Records excerpted from a collection:
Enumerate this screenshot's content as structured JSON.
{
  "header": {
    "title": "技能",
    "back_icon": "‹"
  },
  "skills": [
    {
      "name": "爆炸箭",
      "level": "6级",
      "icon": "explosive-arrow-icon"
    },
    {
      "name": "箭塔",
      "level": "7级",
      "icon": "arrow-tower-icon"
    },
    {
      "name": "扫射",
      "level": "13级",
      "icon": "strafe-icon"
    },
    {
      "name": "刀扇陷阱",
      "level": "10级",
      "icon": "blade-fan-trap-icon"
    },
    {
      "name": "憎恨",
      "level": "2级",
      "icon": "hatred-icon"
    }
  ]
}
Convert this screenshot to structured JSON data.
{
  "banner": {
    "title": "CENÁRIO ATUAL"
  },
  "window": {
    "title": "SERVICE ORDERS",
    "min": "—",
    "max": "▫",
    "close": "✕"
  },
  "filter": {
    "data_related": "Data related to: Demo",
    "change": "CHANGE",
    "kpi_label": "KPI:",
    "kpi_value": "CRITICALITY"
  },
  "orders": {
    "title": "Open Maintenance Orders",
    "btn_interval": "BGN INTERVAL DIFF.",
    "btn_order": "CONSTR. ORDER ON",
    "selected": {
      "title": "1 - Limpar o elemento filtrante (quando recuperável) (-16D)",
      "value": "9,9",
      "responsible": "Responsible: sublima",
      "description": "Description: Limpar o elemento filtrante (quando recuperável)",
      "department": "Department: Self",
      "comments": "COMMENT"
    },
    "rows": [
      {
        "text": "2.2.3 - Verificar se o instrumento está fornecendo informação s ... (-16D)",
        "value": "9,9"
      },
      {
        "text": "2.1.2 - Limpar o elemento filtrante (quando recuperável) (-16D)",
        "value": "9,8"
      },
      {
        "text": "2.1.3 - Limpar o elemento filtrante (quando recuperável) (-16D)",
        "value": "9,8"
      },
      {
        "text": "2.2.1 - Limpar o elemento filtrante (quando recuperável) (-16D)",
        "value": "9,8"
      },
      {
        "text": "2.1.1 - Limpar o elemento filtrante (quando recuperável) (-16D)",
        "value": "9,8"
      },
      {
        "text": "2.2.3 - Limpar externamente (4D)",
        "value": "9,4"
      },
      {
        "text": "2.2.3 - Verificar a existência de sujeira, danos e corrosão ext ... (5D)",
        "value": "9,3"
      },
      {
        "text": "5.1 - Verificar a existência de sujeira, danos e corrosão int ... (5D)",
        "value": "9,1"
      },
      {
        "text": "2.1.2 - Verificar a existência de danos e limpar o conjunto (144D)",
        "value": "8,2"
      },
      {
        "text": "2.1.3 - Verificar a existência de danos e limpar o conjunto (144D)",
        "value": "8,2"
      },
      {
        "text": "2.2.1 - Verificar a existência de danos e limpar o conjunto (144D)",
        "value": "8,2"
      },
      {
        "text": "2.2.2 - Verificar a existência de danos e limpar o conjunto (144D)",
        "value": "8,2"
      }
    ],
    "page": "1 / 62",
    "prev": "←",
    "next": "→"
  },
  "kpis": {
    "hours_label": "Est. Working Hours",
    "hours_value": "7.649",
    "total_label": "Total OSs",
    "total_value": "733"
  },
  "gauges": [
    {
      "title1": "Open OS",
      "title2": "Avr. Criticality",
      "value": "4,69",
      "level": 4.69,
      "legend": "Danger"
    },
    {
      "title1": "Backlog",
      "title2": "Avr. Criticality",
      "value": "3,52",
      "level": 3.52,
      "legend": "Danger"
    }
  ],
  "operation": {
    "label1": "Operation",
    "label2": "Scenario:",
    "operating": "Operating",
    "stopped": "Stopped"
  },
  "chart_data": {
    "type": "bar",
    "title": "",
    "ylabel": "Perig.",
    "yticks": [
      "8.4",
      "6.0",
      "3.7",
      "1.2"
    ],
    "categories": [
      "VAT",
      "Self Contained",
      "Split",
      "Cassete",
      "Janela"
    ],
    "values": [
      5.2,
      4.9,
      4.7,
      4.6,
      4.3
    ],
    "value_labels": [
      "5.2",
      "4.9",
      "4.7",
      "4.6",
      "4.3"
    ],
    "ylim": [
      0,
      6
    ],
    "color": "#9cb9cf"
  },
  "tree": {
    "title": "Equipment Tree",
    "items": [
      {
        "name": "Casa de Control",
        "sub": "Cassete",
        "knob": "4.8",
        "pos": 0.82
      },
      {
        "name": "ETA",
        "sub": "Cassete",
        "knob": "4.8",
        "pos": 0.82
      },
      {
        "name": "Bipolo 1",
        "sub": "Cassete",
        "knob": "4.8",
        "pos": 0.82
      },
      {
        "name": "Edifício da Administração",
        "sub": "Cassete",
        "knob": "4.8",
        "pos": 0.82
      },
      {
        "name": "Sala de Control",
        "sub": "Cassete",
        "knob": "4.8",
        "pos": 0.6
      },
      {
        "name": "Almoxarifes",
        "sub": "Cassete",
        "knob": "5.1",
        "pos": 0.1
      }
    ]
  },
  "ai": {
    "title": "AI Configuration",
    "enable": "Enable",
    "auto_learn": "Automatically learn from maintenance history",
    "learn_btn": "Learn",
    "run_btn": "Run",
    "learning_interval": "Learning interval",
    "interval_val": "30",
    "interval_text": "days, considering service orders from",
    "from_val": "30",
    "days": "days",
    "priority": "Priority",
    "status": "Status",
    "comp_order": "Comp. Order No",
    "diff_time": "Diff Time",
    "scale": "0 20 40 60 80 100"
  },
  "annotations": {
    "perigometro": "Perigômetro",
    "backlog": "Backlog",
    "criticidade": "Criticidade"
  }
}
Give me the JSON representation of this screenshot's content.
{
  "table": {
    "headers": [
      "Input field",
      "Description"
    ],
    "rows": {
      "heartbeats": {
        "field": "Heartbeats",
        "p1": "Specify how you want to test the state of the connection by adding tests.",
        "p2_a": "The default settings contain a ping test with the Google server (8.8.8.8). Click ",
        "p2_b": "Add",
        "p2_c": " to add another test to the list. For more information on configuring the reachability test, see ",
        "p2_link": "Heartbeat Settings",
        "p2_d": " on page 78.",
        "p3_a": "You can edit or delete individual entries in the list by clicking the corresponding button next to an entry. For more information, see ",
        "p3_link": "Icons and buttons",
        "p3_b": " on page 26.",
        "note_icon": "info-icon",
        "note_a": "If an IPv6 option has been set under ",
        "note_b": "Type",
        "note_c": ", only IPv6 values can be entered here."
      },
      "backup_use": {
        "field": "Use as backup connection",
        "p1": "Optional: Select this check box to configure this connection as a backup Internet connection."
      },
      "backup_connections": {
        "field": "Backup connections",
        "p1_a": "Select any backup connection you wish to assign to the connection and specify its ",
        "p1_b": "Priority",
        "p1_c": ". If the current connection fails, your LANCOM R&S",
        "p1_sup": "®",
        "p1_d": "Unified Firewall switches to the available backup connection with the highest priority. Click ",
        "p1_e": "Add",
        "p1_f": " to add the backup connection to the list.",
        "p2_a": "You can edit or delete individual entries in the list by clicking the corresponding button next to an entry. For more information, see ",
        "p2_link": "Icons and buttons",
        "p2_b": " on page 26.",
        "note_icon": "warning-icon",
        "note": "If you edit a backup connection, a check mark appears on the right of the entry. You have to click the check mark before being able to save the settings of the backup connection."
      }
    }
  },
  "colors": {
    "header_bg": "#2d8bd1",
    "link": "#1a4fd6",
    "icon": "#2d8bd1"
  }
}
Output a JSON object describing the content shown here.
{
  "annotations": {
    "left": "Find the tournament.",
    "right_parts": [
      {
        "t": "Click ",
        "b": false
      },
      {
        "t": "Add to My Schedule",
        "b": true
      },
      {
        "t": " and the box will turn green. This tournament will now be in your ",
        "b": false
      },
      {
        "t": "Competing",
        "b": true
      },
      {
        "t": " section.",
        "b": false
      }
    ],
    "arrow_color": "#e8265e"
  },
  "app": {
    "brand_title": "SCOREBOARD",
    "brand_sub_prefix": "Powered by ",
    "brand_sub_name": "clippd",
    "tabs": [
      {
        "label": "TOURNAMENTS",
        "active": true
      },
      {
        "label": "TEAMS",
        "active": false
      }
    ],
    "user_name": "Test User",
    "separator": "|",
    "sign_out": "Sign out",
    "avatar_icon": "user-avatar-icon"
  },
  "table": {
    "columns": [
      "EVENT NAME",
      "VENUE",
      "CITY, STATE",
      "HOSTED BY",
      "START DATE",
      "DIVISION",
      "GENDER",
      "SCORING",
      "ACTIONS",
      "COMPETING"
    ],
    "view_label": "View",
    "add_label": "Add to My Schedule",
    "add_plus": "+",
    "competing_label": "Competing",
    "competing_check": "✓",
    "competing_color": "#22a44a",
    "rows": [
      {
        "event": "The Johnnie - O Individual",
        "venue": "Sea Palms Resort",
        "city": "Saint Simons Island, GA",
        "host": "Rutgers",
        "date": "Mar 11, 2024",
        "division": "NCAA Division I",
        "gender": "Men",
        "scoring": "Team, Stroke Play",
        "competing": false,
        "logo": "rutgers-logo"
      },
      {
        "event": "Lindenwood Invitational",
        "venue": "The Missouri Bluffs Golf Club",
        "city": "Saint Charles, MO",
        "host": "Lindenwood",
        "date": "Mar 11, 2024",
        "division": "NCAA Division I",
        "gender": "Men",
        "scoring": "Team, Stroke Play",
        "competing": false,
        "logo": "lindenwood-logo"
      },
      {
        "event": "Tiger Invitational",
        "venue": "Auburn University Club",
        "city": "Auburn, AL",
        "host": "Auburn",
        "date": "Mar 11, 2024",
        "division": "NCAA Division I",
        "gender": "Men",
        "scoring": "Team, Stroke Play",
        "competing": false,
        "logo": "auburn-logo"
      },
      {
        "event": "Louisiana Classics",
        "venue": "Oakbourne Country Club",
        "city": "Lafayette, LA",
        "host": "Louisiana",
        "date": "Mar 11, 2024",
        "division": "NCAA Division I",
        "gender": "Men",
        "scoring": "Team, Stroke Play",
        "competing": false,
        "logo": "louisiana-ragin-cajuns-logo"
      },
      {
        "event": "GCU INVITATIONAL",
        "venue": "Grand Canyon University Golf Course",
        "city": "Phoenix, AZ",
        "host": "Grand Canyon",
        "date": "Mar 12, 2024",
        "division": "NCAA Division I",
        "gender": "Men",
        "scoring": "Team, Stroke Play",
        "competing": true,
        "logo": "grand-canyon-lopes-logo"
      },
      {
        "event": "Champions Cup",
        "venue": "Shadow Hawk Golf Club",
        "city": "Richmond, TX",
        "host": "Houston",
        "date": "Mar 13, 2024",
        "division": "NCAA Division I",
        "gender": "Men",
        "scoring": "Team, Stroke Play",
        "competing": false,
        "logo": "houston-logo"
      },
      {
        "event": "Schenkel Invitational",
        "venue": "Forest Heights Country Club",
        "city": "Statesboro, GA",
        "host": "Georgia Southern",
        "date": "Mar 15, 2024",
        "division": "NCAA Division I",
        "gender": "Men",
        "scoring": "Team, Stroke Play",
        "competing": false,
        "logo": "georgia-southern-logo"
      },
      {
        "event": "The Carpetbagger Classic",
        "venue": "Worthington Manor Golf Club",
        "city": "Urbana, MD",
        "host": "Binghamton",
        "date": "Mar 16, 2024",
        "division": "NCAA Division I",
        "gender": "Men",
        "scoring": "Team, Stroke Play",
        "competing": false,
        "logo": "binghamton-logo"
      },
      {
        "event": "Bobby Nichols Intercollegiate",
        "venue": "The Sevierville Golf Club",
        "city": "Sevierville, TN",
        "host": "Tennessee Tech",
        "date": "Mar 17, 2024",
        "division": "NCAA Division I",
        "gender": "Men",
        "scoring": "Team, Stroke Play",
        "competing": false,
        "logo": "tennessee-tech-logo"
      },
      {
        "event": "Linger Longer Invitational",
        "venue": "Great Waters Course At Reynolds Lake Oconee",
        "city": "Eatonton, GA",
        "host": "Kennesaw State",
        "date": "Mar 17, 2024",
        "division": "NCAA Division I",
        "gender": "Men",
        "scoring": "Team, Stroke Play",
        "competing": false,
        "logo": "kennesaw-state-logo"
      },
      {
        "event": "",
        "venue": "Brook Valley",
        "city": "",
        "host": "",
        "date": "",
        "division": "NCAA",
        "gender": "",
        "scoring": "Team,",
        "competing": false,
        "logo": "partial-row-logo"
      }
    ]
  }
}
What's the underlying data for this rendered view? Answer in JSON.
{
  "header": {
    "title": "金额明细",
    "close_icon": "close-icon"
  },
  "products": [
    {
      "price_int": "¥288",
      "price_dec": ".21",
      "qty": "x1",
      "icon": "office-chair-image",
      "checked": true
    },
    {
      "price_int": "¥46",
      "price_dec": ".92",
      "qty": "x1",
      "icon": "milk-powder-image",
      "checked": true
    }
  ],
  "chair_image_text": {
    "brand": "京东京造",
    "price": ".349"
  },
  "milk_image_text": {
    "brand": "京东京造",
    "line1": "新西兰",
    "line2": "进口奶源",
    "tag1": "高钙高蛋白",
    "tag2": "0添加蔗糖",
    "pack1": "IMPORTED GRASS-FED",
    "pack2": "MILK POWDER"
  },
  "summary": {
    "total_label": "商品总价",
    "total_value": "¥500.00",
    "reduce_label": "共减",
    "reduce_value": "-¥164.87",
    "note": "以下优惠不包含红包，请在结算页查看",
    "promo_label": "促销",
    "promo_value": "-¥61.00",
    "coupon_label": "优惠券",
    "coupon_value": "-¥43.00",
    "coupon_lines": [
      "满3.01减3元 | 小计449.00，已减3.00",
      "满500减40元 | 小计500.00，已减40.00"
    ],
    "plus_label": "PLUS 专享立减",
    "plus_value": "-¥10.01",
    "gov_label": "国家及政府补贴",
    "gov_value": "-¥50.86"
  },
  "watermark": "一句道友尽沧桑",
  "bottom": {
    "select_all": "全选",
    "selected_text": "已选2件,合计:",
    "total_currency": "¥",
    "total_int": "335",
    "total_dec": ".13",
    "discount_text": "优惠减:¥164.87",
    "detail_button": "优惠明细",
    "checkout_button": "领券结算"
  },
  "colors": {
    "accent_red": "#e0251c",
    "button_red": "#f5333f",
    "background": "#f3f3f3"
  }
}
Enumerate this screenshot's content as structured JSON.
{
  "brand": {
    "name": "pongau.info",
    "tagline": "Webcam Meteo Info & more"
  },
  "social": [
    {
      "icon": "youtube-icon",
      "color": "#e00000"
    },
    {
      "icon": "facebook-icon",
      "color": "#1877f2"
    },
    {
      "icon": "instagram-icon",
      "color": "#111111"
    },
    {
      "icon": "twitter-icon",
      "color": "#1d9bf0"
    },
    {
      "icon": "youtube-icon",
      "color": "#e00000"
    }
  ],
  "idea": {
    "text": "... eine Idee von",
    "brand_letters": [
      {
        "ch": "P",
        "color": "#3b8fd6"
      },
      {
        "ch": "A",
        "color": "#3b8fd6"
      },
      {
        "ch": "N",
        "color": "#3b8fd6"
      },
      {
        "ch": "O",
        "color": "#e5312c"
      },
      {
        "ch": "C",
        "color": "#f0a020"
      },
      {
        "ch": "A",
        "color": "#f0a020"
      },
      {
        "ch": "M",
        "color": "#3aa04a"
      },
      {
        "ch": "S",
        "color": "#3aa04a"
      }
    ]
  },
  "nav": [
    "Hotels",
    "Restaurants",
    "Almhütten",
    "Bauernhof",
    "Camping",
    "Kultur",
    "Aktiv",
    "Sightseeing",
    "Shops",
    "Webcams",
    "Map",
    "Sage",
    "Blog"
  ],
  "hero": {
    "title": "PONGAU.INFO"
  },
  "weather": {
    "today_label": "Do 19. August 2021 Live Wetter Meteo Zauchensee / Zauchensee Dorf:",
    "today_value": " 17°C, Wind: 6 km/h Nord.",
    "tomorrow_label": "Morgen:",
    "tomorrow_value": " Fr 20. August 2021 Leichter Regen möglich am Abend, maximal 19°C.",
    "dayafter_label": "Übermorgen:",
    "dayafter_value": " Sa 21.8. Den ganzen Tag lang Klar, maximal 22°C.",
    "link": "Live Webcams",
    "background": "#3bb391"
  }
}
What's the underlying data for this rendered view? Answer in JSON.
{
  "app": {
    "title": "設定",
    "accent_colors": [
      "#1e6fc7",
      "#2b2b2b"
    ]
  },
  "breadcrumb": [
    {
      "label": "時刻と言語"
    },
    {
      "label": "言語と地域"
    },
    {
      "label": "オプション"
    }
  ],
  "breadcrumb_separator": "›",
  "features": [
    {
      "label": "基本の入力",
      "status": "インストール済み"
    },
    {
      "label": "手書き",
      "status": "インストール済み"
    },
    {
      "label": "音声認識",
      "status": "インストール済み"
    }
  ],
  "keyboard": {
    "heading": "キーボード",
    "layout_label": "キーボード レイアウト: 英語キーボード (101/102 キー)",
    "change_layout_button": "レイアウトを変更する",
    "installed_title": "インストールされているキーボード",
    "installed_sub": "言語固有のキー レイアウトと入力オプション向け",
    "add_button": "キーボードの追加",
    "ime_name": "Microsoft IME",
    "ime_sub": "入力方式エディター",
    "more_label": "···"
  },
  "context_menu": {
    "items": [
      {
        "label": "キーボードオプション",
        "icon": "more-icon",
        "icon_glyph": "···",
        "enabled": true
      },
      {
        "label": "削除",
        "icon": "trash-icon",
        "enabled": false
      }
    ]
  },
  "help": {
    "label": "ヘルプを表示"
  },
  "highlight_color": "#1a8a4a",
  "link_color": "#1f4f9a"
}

CHALLENGE: From the records given above, copy all lines containing "delete".

COMPLETE ANSWER:
        "p3_a": "You can edit or delete individual entries in the list by clicking the corresponding button next to an entry. For more information, see ",
        "p2_a": "You can edit or delete individual entries in the list by clicking the corresponding button next to an entry. For more information, see ",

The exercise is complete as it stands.